*Exercise objective*
Pull out all lines from the listing below in which the word "Cells" appears.

*Task inputs*
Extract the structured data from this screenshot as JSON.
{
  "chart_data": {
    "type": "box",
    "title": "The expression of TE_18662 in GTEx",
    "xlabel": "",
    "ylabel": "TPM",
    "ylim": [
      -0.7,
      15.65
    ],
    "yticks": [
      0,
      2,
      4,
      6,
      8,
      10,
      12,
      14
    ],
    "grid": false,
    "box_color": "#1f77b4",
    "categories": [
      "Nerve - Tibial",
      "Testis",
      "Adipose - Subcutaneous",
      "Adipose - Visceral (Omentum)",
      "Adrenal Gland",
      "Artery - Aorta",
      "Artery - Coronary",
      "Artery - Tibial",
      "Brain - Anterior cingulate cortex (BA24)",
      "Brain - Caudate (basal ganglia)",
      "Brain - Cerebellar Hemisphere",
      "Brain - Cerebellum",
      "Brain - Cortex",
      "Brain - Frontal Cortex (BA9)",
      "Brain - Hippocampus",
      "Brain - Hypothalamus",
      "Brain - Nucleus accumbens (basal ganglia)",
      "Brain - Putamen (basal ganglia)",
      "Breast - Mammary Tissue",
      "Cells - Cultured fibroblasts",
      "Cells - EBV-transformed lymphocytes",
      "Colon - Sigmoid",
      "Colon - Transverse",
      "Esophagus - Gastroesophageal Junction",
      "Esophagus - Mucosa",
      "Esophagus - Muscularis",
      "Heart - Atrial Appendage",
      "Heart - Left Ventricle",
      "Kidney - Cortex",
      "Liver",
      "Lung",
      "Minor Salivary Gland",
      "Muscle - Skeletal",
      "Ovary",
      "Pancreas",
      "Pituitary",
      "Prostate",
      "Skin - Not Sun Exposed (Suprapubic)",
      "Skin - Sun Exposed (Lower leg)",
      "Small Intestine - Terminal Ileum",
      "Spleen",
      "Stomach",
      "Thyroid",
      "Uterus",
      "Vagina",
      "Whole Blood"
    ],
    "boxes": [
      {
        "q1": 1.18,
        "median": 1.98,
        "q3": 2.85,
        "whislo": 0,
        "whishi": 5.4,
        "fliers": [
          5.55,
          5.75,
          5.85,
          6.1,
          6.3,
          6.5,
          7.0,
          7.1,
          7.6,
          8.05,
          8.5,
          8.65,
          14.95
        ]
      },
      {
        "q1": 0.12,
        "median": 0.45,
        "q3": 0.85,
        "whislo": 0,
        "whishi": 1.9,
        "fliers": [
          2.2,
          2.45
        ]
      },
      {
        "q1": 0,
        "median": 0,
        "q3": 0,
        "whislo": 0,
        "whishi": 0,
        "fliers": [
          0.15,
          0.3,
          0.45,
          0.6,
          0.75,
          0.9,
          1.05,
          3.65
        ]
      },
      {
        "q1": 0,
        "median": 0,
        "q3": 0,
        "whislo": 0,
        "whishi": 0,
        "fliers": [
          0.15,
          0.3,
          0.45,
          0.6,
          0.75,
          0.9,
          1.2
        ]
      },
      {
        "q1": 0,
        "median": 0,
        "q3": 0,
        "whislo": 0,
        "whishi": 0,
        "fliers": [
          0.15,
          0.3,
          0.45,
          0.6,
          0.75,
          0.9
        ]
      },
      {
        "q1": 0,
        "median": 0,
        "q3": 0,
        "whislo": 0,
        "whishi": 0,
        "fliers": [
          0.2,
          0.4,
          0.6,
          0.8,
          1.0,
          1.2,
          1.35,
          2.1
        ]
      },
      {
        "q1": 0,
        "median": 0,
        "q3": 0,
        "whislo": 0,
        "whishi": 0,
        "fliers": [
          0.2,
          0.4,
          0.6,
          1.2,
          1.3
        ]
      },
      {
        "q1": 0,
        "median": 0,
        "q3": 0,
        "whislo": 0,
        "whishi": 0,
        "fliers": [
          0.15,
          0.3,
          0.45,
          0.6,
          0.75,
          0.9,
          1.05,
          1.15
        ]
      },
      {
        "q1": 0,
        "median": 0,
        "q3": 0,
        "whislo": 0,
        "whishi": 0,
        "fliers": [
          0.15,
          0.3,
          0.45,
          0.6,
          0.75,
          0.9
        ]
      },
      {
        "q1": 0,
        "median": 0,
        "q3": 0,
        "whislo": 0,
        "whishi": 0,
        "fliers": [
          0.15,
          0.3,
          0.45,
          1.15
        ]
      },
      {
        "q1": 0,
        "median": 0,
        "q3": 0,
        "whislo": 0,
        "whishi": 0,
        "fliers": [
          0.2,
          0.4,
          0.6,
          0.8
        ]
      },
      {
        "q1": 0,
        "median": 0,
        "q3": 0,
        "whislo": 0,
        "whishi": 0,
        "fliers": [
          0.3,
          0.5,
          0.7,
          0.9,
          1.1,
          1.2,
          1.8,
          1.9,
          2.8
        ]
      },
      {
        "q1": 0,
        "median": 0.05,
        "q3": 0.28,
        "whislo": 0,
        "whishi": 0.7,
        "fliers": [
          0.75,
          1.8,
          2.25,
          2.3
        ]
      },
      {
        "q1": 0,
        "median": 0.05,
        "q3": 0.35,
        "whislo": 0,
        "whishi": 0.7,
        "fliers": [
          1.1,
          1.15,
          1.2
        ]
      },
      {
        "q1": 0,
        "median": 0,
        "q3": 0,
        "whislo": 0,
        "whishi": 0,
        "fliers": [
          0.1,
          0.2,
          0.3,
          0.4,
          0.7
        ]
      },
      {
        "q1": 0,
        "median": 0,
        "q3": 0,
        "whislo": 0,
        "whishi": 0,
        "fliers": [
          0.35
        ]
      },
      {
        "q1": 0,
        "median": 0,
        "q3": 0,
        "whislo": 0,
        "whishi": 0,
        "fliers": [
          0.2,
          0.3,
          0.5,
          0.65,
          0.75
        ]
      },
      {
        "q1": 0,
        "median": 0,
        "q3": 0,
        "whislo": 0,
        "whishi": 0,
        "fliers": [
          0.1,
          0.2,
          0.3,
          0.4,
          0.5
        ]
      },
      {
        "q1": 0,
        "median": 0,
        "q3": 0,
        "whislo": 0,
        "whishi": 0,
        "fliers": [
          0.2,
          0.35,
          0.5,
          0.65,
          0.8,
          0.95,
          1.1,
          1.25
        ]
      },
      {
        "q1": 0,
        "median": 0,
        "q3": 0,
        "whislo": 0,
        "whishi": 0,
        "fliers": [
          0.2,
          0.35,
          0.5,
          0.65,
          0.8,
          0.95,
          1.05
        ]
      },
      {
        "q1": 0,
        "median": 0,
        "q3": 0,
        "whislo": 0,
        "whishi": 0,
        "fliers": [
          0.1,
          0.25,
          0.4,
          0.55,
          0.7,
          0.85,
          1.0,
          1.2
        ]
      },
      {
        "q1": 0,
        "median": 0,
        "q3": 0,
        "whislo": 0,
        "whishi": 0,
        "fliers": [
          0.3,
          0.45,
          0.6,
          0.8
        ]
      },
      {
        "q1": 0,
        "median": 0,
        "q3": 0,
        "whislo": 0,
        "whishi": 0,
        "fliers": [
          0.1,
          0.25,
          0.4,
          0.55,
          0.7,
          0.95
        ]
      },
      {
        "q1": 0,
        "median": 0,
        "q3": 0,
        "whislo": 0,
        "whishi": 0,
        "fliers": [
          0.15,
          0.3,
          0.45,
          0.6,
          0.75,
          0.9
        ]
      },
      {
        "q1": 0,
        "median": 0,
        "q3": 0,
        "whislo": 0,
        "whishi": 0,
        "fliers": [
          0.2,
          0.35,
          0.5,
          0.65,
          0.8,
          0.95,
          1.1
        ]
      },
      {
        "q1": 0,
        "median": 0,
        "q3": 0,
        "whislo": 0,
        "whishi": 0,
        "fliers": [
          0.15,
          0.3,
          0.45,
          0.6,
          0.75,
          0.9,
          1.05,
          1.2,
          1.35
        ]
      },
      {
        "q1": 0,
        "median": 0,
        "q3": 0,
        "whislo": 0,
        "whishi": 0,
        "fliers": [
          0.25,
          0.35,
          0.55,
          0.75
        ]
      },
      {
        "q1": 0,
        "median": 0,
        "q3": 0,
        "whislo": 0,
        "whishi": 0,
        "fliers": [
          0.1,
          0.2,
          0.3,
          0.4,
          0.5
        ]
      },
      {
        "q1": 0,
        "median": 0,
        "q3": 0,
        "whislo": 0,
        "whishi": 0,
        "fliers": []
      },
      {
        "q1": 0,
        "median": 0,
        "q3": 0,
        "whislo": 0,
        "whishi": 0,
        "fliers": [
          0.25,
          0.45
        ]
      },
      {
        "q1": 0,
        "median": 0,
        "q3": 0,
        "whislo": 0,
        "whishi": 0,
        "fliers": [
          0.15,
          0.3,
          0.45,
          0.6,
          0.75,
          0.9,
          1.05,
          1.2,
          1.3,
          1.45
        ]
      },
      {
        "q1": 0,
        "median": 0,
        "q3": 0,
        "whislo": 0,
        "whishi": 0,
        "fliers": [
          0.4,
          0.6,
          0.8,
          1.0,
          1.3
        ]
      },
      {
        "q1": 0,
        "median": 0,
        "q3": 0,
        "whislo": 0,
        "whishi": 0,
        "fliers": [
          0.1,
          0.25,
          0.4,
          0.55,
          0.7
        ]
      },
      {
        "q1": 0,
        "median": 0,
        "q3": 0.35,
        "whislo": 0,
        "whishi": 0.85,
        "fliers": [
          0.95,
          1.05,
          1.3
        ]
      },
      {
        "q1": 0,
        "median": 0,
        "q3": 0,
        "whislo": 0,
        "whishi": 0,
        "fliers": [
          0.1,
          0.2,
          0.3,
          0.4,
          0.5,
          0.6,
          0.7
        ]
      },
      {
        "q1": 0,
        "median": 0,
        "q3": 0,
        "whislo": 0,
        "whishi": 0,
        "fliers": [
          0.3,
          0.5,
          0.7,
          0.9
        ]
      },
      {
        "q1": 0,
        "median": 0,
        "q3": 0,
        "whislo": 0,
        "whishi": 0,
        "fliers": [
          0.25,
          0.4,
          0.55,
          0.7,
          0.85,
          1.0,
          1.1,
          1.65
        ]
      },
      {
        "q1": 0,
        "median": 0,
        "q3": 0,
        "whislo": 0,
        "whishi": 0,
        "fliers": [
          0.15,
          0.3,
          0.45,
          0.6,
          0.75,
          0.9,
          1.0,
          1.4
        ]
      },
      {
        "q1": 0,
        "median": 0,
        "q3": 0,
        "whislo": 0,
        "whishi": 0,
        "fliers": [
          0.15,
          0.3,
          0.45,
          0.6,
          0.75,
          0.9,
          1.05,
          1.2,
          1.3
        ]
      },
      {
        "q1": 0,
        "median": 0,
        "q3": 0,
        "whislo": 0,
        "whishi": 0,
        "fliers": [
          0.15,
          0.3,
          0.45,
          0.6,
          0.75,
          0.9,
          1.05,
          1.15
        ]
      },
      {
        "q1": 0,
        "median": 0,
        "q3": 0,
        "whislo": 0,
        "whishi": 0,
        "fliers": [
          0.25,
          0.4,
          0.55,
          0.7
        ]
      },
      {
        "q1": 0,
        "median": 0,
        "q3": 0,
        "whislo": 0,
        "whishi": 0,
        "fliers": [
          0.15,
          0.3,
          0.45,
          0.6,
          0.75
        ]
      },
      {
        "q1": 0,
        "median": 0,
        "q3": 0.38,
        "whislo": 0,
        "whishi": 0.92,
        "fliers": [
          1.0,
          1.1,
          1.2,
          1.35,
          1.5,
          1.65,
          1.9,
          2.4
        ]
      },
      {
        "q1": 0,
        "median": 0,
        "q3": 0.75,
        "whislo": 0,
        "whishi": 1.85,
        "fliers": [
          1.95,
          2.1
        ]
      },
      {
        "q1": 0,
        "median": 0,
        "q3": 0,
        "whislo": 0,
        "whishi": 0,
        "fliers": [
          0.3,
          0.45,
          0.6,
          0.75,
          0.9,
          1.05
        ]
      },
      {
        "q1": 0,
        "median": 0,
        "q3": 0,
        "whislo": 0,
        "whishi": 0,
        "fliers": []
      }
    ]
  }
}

*Solution to this problem*
      "Cells - Cultured fibroblasts",
      "Cells - EBV-transformed lymphocytes",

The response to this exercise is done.